Cuban Cardinal Jaime Ortega, the Archbishop of Havana, released a statement on Thursday confirming weekend press reports that he encountered a problem with Homeland Security in the Miami International Airport last Friday when he arrived on a charter flight from Havana.
Ortega confirms that he was removed from the general processing area and brought to a room where he was asked a series of questions he refused to answer.
News reports said that Ortega was questioned about issues unrelated to his travel, including his views on the Castro government and the U.S. trade embargo on the island.
Ortega said that the agent indicated that he was opening a file on Ortega reserved for "dangerous persons" and that in order to enter the U.S., the Cardinal had to answer his questions. Ortega then told the agent that he preferred to return to Cuba. While the first agent began processing his request, a second Homeland Security agent came into the room and gave the Cardinal a visa for 30 days.
The statement released by the press office of the Cuban Conference of Catholic Bishops A reads,"During the exchanges with the Immigration officials, Cardinal Ortega was treated rudely and curtly."
The statement points out that the Cardinal carries a diplomatic passport issued by the Vatican and has a multiple entry visa issued by the U.S. State Department.

[Stored data]
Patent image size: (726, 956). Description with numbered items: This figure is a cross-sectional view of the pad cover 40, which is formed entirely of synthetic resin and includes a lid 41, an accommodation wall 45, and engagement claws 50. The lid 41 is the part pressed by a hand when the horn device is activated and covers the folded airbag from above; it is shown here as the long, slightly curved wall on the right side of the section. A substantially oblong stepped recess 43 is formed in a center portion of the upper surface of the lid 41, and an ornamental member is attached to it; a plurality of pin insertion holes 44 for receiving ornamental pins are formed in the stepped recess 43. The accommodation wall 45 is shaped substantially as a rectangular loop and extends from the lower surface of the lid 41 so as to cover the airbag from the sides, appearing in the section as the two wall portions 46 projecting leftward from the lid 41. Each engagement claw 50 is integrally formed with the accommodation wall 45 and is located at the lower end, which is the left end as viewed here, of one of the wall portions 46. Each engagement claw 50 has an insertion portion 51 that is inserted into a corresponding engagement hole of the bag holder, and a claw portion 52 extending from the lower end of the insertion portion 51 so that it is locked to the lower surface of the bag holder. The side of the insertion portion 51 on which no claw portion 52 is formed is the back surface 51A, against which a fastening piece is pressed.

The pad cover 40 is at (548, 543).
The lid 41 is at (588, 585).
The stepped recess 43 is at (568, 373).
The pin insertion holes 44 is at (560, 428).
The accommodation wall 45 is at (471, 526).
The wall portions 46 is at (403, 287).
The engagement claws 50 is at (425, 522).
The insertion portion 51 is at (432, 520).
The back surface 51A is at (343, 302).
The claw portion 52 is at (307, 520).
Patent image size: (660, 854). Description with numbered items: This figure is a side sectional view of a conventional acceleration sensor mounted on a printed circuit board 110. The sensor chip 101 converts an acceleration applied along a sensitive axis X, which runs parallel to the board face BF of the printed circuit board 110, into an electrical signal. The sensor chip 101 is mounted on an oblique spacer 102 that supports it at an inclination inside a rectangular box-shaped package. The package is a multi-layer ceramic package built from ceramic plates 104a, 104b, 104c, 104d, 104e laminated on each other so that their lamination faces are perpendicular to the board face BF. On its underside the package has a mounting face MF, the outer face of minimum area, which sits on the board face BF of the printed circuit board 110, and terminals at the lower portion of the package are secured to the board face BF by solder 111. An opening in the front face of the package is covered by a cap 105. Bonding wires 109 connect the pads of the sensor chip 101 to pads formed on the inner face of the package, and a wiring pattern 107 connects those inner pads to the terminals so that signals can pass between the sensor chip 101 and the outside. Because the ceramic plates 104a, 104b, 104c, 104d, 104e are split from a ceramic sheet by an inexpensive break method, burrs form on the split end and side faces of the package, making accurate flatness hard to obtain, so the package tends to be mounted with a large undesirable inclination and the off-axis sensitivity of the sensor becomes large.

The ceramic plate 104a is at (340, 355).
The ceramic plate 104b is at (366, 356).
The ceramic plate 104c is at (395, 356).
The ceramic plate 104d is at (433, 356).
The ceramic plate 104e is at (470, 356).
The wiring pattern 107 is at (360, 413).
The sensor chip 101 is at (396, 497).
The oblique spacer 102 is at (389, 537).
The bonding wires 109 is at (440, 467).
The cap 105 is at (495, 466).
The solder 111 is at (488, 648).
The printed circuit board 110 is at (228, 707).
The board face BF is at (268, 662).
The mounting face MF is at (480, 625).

What you need to do:
Answer these questions using the article about Cardinal Ortega:
1. From which city did his charter flight arrive?
2. For how many days was the visa the second agent gave him valid?
3. Who issued his diplomatic passport?

Task answer:
1. Havana
2. 30 days
3. The Vatican